- **Task requirements**
Scan the entries below and extract each line with the word "type" in it.

Items from a data source:

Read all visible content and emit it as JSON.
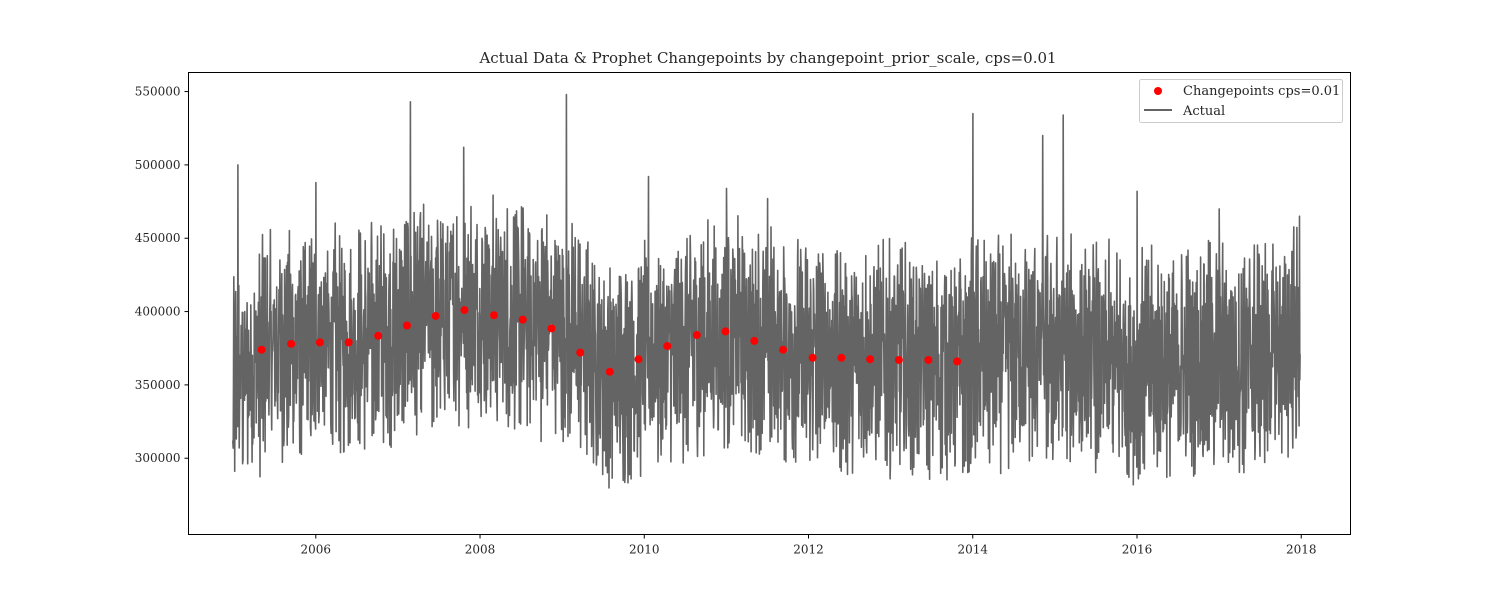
{
  "chart_data": {
    "type": "line",
    "title": "Actual Data & Prophet Changepoints by changepoint_prior_scale, cps=0.01",
    "xlabel": "",
    "ylabel": "",
    "xlim": [
      2004.45,
      2018.6
    ],
    "ylim": [
      248000,
      563000
    ],
    "x_ticks": [
      2006,
      2008,
      2010,
      2012,
      2014,
      2016,
      2018
    ],
    "x_tick_labels": [
      "2006",
      "2008",
      "2010",
      "2012",
      "2014",
      "2016",
      "2018"
    ],
    "y_ticks": [
      300000,
      350000,
      400000,
      450000,
      500000,
      550000
    ],
    "y_tick_labels": [
      "300000",
      "350000",
      "400000",
      "450000",
      "500000",
      "550000"
    ],
    "grid": false,
    "legend_position": "top-right",
    "series": [
      {
        "name": "Changepoints cps=0.01",
        "kind": "scatter",
        "color": "#ff0000",
        "x": [
          2005.34,
          2005.7,
          2006.05,
          2006.4,
          2006.76,
          2007.11,
          2007.46,
          2007.81,
          2008.17,
          2008.52,
          2008.87,
          2009.22,
          2009.58,
          2009.93,
          2010.28,
          2010.64,
          2010.99,
          2011.34,
          2011.69,
          2012.05,
          2012.4,
          2012.75,
          2013.1,
          2013.46,
          2013.81
        ],
        "y": [
          374000,
          378000,
          379000,
          379000,
          383500,
          390500,
          397000,
          401000,
          397500,
          394500,
          388500,
          372000,
          359000,
          367500,
          376500,
          384000,
          386500,
          380000,
          374000,
          368500,
          368500,
          367500,
          367000,
          367000,
          366000
        ]
      },
      {
        "name": "Actual",
        "kind": "line",
        "color": "#646464",
        "x_start": 2004.99,
        "x_end": 2017.99,
        "points_per_year": 260,
        "anchor_x": [
          2004.99,
          2005.4,
          2006.0,
          2006.6,
          2007.2,
          2007.8,
          2008.4,
          2009.0,
          2009.6,
          2010.2,
          2010.8,
          2011.4,
          2012.0,
          2012.6,
          2013.2,
          2013.8,
          2014.4,
          2015.0,
          2015.6,
          2016.2,
          2016.8,
          2017.4,
          2017.99
        ],
        "anchor_mean": [
          350000,
          372000,
          378000,
          380000,
          392000,
          402000,
          396000,
          390000,
          360000,
          370000,
          385000,
          380000,
          370000,
          367000,
          366000,
          366000,
          372000,
          372000,
          366000,
          362000,
          366000,
          368000,
          380000
        ],
        "amplitude": 58000,
        "y_min": 265000,
        "y_max": 548000,
        "peak_x": [
          2005.05,
          2006.0,
          2007.15,
          2007.8,
          2009.05,
          2010.05,
          2011.0,
          2011.5,
          2014.0,
          2014.85,
          2015.1,
          2016.0,
          2017.0,
          2017.98
        ],
        "peak_y": [
          500000,
          488000,
          543000,
          512000,
          548000,
          492000,
          484000,
          477000,
          535000,
          520000,
          534000,
          482000,
          470000,
          465000
        ]
      }
    ]
  }
}
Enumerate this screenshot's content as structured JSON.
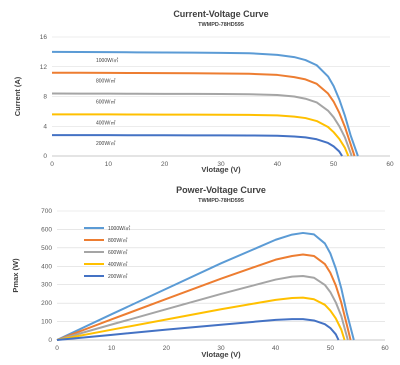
{
  "chart_data": [
    {
      "type": "line",
      "title": "Current-Voltage Curve",
      "subtitle": "TWMPD-78HD595",
      "xlabel": "Vlotage (V)",
      "ylabel": "Current (A)",
      "xlim": [
        0,
        60
      ],
      "ylim": [
        0,
        16
      ],
      "xticks": [
        0,
        10,
        20,
        30,
        40,
        50,
        60
      ],
      "yticks": [
        0,
        4,
        8,
        12,
        16
      ],
      "grid": "horizontal",
      "legend": "inline-left",
      "series": [
        {
          "name": "1000W/㎡",
          "color": "#5b9bd5",
          "isc": 14.0,
          "voc": 54.3,
          "x": [
            0,
            5,
            10,
            15,
            20,
            25,
            30,
            35,
            40,
            43,
            45,
            47,
            49,
            50,
            51,
            52,
            53,
            54.3
          ],
          "y": [
            14.0,
            13.98,
            13.96,
            13.94,
            13.92,
            13.9,
            13.87,
            13.82,
            13.6,
            13.3,
            12.9,
            12.2,
            10.7,
            9.4,
            7.6,
            5.4,
            2.8,
            0
          ]
        },
        {
          "name": "800W/㎡",
          "color": "#ed7d31",
          "isc": 11.2,
          "voc": 53.7,
          "x": [
            0,
            5,
            10,
            15,
            20,
            25,
            30,
            35,
            40,
            43,
            45,
            47,
            49,
            50,
            51,
            52,
            53,
            53.7
          ],
          "y": [
            11.2,
            11.19,
            11.18,
            11.16,
            11.14,
            11.12,
            11.1,
            11.06,
            10.9,
            10.6,
            10.3,
            9.7,
            8.4,
            7.3,
            5.8,
            3.9,
            1.6,
            0
          ]
        },
        {
          "name": "600W/㎡",
          "color": "#a5a5a5",
          "isc": 8.4,
          "voc": 53.2,
          "x": [
            0,
            5,
            10,
            15,
            20,
            25,
            30,
            35,
            40,
            43,
            45,
            47,
            49,
            50,
            51,
            52,
            53.2
          ],
          "y": [
            8.4,
            8.39,
            8.38,
            8.37,
            8.36,
            8.35,
            8.33,
            8.3,
            8.2,
            8.0,
            7.7,
            7.2,
            6.1,
            5.2,
            4.0,
            2.5,
            0
          ]
        },
        {
          "name": "400W/㎡",
          "color": "#ffc000",
          "isc": 5.6,
          "voc": 52.6,
          "x": [
            0,
            5,
            10,
            15,
            20,
            25,
            30,
            35,
            40,
            43,
            45,
            47,
            49,
            50,
            51,
            52,
            52.6
          ],
          "y": [
            5.6,
            5.6,
            5.59,
            5.58,
            5.57,
            5.56,
            5.55,
            5.53,
            5.46,
            5.3,
            5.1,
            4.7,
            3.9,
            3.2,
            2.3,
            1.1,
            0
          ]
        },
        {
          "name": "200W/㎡",
          "color": "#4472c4",
          "isc": 2.8,
          "voc": 51.5,
          "x": [
            0,
            5,
            10,
            15,
            20,
            25,
            30,
            35,
            40,
            43,
            45,
            47,
            49,
            50,
            51,
            51.5
          ],
          "y": [
            2.8,
            2.8,
            2.8,
            2.79,
            2.79,
            2.78,
            2.77,
            2.76,
            2.72,
            2.62,
            2.5,
            2.25,
            1.75,
            1.3,
            0.6,
            0
          ]
        }
      ]
    },
    {
      "type": "line",
      "title": "Power-Voltage Curve",
      "subtitle": "TWMPD-78HD595",
      "xlabel": "Vlotage (V)",
      "ylabel": "Pmax (W)",
      "xlim": [
        0,
        60
      ],
      "ylim": [
        0,
        700
      ],
      "xticks": [
        0,
        10,
        20,
        30,
        40,
        50,
        60
      ],
      "yticks": [
        0,
        100,
        200,
        300,
        400,
        500,
        600,
        700
      ],
      "grid": "horizontal",
      "legend": "top-left",
      "series": [
        {
          "name": "1000W/㎡",
          "color": "#5b9bd5",
          "x": [
            0,
            10,
            20,
            30,
            40,
            43,
            45,
            47,
            49,
            50,
            51,
            52,
            53,
            54.3
          ],
          "y": [
            0,
            140,
            278,
            416,
            544,
            572,
            581,
            573,
            524,
            470,
            388,
            281,
            148,
            0
          ]
        },
        {
          "name": "800W/㎡",
          "color": "#ed7d31",
          "x": [
            0,
            10,
            20,
            30,
            40,
            43,
            45,
            47,
            49,
            50,
            51,
            52,
            53,
            53.7
          ],
          "y": [
            0,
            112,
            223,
            333,
            436,
            456,
            464,
            456,
            412,
            365,
            296,
            203,
            85,
            0
          ]
        },
        {
          "name": "600W/㎡",
          "color": "#a5a5a5",
          "x": [
            0,
            10,
            20,
            30,
            40,
            43,
            45,
            47,
            49,
            50,
            51,
            52,
            53.2
          ],
          "y": [
            0,
            84,
            167,
            250,
            328,
            344,
            347,
            338,
            299,
            260,
            204,
            130,
            0
          ]
        },
        {
          "name": "400W/㎡",
          "color": "#ffc000",
          "x": [
            0,
            10,
            20,
            30,
            40,
            43,
            45,
            47,
            49,
            50,
            51,
            52,
            52.6
          ],
          "y": [
            0,
            56,
            111,
            167,
            218,
            228,
            230,
            221,
            191,
            160,
            117,
            57,
            0
          ]
        },
        {
          "name": "200W/㎡",
          "color": "#4472c4",
          "x": [
            0,
            10,
            20,
            30,
            40,
            43,
            45,
            47,
            49,
            50,
            51,
            51.5
          ],
          "y": [
            0,
            28,
            56,
            83,
            109,
            113,
            113,
            106,
            86,
            65,
            31,
            0
          ]
        }
      ]
    }
  ]
}
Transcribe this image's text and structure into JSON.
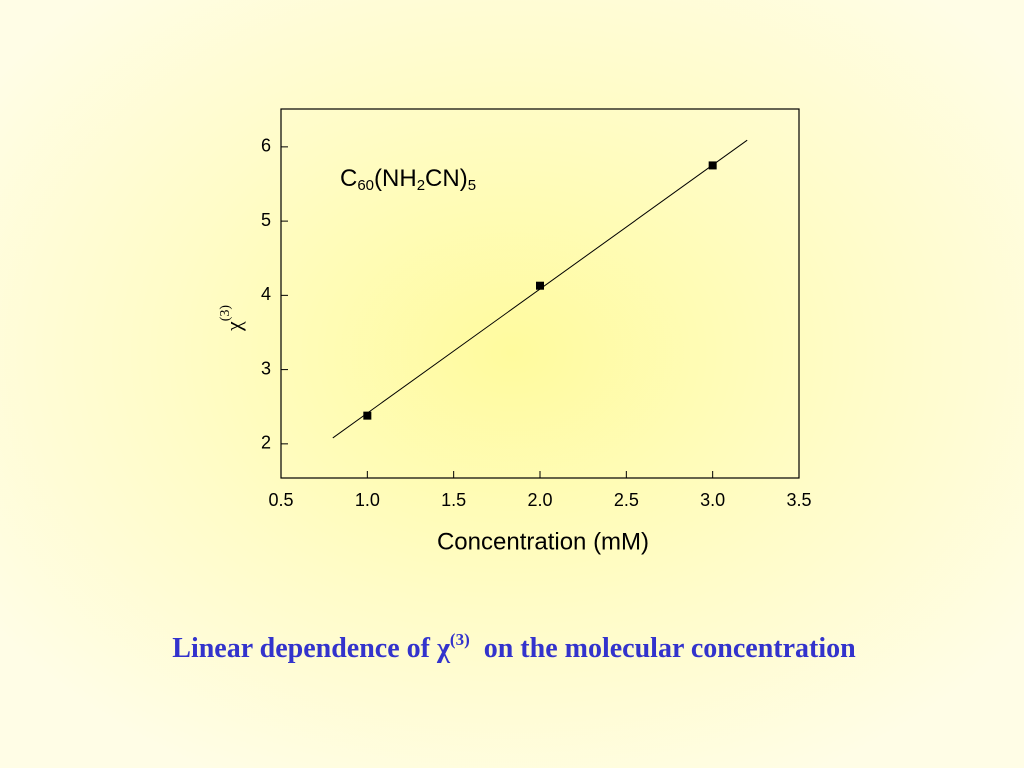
{
  "chart_data": {
    "type": "scatter",
    "annotation": [
      "C",
      "60",
      "(NH",
      "2",
      "CN)",
      "5"
    ],
    "x_label": "Concentration (mM)",
    "y_label": [
      "χ",
      "(3)"
    ],
    "caption": [
      "Linear dependence of χ",
      "(3)",
      "on the molecular concentration"
    ],
    "x": [
      1.0,
      2.0,
      3.0
    ],
    "values": [
      2.38,
      4.13,
      5.75
    ],
    "color": "#000000",
    "fit": {
      "x": [
        0.8,
        3.2
      ],
      "values": [
        2.08,
        6.09
      ]
    },
    "xlim": [
      0.5,
      3.5
    ],
    "xticks": [
      0.5,
      {
        "value": 1.0,
        "label": "1.0"
      },
      1.5,
      {
        "value": 2.0,
        "label": "2.0"
      },
      2.5,
      {
        "value": 3.0,
        "label": "3.0"
      },
      3.5
    ],
    "ylim": [
      1.54,
      6.51
    ],
    "yticks": [
      2,
      3,
      4,
      5,
      6
    ],
    "grid": false
  }
}
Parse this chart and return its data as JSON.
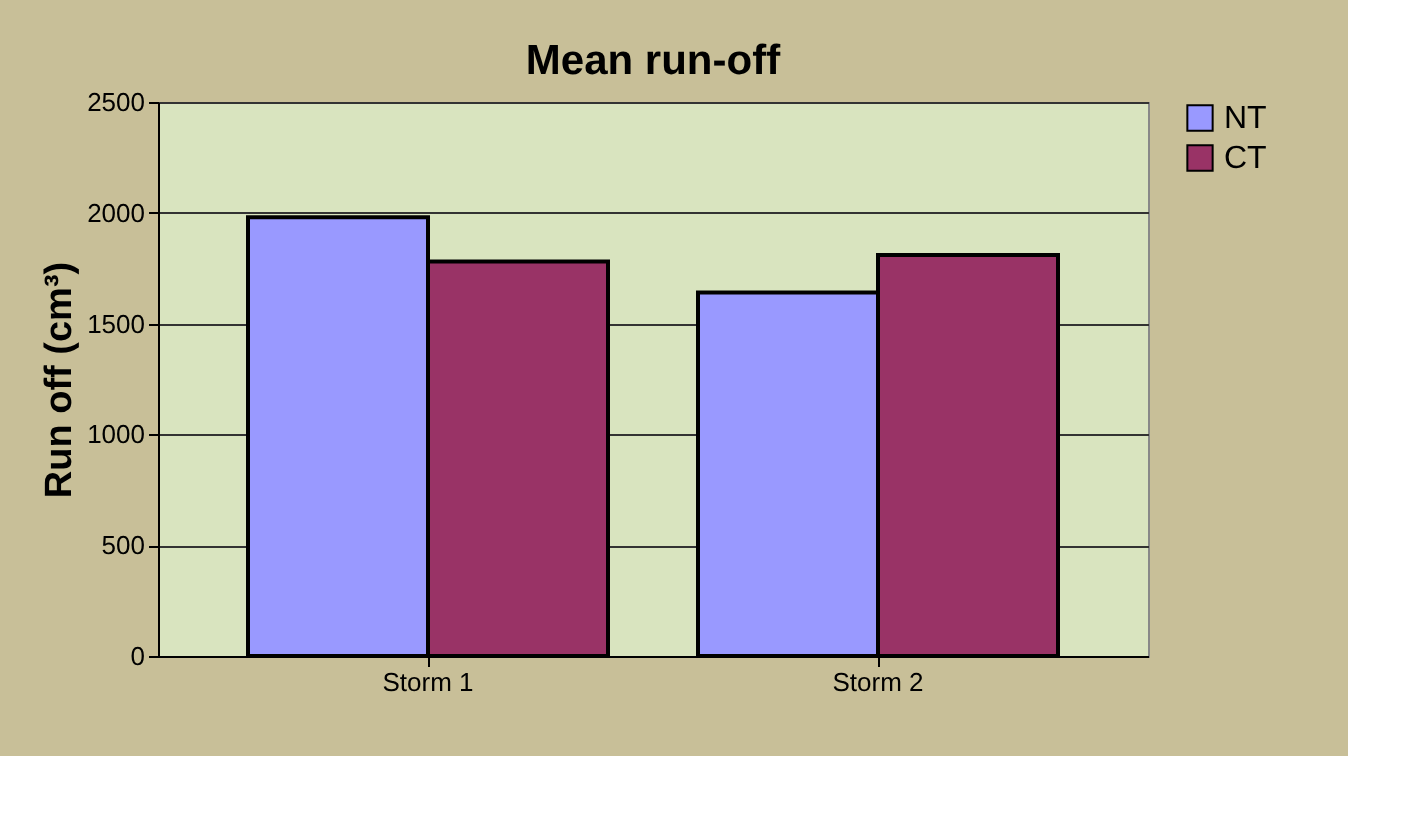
{
  "chart_data": {
    "type": "bar",
    "title": "Mean run-off",
    "ylabel": "Run off (cm³)",
    "categories": [
      "Storm 1",
      "Storm 2"
    ],
    "series": [
      {
        "name": "NT",
        "color": "#9999ff",
        "values": [
          1980,
          1640
        ]
      },
      {
        "name": "CT",
        "color": "#993366",
        "values": [
          1780,
          1810
        ]
      }
    ],
    "ylim": [
      0,
      2500
    ],
    "yticks": [
      0,
      500,
      1000,
      1500,
      2000,
      2500
    ],
    "grid": "y",
    "legend": "right"
  }
}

- **Complete output**
    "type": "line",
      "type": "line",
      "type": "line",
    "type": "scatter",
    "type": "bar",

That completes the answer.